(Extracted data entries)
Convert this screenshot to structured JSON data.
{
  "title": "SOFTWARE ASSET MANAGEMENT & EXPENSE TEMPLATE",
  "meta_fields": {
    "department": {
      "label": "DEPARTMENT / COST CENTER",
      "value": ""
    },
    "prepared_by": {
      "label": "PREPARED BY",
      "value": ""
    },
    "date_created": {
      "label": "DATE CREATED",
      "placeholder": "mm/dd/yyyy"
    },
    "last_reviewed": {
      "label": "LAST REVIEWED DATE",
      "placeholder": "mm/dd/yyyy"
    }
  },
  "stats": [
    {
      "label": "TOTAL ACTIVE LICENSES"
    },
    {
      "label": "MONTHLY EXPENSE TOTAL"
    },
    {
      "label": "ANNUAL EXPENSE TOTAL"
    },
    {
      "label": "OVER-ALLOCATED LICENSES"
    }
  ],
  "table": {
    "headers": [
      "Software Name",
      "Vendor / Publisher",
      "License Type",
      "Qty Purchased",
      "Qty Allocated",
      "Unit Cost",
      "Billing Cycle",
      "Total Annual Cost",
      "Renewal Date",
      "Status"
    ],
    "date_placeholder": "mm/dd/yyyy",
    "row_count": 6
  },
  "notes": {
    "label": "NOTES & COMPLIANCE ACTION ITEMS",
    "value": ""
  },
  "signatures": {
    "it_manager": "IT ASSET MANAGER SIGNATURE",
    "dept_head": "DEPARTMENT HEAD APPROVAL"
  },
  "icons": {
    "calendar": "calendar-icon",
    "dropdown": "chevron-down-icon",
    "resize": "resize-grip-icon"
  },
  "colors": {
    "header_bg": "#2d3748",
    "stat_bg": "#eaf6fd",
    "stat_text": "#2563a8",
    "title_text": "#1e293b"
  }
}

__Short exercise__
Extract all of the data shown above without alteration.

__Task output__
Convert this screenshot to structured JSON data.
{
  "title": "SOFTWARE ASSET MANAGEMENT & EXPENSE TEMPLATE",
  "meta_fields": {
    "department": {
      "label": "DEPARTMENT / COST CENTER",
      "value": ""
    },
    "prepared_by": {
      "label": "PREPARED BY",
      "value": ""
    },
    "date_created": {
      "label": "DATE CREATED",
      "placeholder": "mm/dd/yyyy"
    },
    "last_reviewed": {
      "label": "LAST REVIEWED DATE",
      "placeholder": "mm/dd/yyyy"
    }
  },
  "stats": [
    {
      "label": "TOTAL ACTIVE LICENSES"
    },
    {
      "label": "MONTHLY EXPENSE TOTAL"
    },
    {
      "label": "ANNUAL EXPENSE TOTAL"
    },
    {
      "label": "OVER-ALLOCATED LICENSES"
    }
  ],
  "table": {
    "headers": [
      "Software Name",
      "Vendor / Publisher",
      "License Type",
      "Qty Purchased",
      "Qty Allocated",
      "Unit Cost",
      "Billing Cycle",
      "Total Annual Cost",
      "Renewal Date",
      "Status"
    ],
    "date_placeholder": "mm/dd/yyyy",
    "row_count": 6
  },
  "notes": {
    "label": "NOTES & COMPLIANCE ACTION ITEMS",
    "value": ""
  },
  "signatures": {
    "it_manager": "IT ASSET MANAGER SIGNATURE",
    "dept_head": "DEPARTMENT HEAD APPROVAL"
  },
  "icons": {
    "calendar": "calendar-icon",
    "dropdown": "chevron-down-icon",
    "resize": "resize-grip-icon"
  },
  "colors": {
    "header_bg": "#2d3748",
    "stat_bg": "#eaf6fd",
    "stat_text": "#2563a8",
    "title_text": "#1e293b"
  }
}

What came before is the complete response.